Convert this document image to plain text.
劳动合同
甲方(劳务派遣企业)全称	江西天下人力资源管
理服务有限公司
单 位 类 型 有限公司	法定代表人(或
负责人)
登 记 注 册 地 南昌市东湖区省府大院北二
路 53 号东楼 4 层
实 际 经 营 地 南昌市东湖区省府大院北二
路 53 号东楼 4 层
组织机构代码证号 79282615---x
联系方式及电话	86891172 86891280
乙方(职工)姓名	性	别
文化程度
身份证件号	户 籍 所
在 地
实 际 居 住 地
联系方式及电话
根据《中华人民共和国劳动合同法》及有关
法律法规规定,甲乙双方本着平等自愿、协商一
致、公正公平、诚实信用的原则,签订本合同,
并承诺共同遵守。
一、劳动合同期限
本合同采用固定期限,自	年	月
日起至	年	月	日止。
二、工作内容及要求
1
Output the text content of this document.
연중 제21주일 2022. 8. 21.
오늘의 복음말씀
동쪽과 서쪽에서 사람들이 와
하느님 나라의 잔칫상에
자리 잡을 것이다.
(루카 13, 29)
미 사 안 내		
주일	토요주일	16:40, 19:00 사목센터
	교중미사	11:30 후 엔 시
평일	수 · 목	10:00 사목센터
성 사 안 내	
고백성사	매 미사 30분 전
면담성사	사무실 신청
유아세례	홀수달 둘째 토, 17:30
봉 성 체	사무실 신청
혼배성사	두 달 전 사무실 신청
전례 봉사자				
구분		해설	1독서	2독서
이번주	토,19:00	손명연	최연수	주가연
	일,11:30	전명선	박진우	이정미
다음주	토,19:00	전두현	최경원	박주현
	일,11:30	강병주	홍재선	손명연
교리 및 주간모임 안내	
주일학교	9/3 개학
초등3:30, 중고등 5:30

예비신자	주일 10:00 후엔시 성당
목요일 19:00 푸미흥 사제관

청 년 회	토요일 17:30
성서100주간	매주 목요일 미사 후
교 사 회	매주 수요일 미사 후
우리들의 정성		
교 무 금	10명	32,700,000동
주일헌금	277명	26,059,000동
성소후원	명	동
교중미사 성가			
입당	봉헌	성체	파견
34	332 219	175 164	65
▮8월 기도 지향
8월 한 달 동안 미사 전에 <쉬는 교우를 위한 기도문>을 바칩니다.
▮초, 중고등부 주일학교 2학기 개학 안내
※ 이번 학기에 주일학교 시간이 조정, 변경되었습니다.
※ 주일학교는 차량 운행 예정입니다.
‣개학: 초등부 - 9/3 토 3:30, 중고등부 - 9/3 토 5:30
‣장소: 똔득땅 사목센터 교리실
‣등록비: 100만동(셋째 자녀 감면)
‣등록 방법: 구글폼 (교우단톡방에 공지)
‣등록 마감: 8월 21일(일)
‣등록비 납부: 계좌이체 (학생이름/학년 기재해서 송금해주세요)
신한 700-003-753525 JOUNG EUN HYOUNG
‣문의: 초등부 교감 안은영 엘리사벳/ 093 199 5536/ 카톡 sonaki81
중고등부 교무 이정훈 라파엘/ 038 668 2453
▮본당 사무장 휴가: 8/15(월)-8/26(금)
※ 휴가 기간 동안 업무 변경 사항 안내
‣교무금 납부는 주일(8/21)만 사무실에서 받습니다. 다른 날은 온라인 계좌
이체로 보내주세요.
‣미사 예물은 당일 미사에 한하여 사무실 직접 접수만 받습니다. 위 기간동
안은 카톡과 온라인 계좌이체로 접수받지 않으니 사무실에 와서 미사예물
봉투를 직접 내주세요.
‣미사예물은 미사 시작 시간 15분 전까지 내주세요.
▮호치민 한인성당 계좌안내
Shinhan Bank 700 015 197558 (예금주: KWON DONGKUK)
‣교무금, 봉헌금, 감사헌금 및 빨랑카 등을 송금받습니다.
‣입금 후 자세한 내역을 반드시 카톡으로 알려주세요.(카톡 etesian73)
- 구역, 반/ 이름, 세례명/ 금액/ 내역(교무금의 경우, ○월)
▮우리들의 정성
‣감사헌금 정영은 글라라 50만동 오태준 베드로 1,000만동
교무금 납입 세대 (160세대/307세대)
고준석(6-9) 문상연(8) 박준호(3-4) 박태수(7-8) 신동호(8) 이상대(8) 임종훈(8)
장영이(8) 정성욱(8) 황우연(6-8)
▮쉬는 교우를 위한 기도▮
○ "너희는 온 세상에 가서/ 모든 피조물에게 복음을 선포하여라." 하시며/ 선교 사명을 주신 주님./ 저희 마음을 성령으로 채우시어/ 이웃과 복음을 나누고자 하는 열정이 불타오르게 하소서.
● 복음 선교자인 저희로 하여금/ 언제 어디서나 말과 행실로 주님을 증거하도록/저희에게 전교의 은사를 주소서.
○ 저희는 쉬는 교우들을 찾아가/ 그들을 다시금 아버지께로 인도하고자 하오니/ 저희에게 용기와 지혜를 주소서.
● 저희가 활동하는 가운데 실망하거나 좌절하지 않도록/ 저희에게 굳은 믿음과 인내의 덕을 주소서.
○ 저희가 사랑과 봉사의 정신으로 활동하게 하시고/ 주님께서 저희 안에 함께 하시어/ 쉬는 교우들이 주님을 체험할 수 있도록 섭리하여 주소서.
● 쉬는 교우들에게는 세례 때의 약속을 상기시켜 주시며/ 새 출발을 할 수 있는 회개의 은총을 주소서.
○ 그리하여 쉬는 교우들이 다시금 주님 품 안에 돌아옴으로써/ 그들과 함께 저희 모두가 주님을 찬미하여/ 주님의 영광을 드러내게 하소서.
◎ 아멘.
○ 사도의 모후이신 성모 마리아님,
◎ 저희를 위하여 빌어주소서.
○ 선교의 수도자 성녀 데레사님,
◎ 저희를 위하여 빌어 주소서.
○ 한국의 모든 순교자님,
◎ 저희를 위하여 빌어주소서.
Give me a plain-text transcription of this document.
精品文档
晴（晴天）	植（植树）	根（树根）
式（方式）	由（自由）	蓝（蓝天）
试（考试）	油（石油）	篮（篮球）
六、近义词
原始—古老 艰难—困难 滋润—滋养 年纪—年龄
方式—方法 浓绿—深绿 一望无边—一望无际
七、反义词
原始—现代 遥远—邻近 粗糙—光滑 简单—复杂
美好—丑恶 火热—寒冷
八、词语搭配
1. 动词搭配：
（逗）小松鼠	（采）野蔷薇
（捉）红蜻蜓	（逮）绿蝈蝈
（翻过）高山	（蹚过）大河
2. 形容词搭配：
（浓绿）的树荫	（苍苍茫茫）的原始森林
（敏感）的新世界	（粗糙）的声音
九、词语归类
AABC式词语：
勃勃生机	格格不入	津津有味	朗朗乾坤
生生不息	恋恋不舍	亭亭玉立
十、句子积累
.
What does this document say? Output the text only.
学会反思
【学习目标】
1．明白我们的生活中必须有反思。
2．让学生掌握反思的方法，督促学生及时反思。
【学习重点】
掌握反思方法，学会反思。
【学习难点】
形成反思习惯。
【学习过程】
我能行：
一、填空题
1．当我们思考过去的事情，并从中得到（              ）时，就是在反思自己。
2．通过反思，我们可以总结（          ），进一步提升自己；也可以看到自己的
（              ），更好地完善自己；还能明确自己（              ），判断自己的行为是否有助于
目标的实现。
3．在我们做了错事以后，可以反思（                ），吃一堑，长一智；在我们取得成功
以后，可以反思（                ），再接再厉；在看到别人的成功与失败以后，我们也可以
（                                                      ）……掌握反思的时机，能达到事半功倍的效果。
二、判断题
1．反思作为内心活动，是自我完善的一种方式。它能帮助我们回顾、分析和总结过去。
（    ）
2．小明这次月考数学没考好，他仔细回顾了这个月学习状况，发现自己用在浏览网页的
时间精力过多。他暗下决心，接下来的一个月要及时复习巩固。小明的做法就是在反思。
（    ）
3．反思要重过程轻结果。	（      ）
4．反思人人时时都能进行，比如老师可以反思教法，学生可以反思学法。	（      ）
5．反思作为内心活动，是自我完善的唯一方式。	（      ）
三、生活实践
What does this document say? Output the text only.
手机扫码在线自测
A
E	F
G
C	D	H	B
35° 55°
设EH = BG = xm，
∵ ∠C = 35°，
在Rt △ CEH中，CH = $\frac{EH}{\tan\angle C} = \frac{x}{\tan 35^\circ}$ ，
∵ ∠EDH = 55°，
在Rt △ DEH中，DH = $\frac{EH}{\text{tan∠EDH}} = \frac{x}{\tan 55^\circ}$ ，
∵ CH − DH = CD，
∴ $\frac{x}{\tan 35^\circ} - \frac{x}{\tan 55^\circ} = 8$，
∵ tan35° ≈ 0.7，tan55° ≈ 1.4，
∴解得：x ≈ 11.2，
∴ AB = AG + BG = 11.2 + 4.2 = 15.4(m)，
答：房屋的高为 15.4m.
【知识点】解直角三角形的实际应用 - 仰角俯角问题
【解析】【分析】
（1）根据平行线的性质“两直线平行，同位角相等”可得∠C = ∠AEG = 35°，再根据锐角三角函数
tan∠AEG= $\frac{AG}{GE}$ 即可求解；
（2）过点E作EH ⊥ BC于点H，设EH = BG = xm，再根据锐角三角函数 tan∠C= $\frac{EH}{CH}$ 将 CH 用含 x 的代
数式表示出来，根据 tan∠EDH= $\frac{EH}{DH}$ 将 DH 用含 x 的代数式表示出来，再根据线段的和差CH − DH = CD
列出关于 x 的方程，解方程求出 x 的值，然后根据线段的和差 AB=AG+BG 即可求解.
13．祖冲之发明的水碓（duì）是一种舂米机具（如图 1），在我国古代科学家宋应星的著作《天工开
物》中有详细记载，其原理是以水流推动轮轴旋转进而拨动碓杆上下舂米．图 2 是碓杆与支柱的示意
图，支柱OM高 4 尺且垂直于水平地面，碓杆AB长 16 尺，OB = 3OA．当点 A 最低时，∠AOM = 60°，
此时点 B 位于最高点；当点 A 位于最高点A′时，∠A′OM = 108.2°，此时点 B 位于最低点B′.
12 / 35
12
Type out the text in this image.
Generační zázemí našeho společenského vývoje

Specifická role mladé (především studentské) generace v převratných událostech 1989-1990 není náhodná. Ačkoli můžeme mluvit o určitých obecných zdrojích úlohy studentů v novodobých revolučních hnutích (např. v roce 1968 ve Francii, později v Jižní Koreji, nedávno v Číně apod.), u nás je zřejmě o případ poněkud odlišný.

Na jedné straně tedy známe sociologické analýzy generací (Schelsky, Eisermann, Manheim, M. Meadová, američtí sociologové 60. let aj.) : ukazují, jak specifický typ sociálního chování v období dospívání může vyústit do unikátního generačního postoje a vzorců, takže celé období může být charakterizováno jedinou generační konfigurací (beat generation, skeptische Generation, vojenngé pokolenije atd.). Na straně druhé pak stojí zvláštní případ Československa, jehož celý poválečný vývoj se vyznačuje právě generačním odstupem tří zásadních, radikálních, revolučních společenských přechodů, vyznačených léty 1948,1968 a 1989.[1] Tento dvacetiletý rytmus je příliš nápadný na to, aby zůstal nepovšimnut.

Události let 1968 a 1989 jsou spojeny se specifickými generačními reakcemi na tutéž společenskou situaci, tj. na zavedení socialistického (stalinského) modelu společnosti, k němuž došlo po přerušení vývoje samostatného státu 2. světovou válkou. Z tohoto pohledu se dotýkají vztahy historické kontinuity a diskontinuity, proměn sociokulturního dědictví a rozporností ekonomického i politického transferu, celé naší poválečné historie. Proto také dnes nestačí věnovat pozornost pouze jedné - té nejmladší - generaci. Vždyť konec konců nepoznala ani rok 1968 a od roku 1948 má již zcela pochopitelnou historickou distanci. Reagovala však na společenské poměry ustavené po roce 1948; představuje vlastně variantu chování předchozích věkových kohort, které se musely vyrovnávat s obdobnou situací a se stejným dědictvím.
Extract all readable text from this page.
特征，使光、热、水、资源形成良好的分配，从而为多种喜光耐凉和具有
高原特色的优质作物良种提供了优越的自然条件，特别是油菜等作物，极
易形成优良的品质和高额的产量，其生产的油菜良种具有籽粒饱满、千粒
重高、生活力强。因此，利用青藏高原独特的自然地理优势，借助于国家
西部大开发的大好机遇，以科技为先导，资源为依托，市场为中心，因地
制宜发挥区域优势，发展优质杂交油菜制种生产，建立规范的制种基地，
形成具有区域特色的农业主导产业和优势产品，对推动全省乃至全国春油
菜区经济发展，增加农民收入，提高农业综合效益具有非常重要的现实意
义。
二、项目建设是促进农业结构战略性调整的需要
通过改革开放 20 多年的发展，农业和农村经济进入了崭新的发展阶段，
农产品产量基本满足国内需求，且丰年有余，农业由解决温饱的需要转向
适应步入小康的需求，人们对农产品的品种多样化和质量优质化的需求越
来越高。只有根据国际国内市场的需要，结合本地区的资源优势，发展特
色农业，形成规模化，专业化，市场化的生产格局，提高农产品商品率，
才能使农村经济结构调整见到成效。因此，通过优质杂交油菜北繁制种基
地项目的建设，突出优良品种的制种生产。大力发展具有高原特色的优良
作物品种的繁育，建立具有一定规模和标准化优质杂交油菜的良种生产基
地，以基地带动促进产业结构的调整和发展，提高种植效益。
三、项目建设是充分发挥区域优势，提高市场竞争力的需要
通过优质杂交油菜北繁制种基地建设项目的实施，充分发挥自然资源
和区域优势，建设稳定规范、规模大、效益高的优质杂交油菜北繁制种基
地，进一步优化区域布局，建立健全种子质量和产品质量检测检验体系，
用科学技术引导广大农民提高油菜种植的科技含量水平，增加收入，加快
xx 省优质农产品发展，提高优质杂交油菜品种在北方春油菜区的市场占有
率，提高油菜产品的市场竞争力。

○ ○ ○ ○ ○

### Exercise
Go through the material above and count the lines that contain "저희에게"; give that number alone.

### Output
3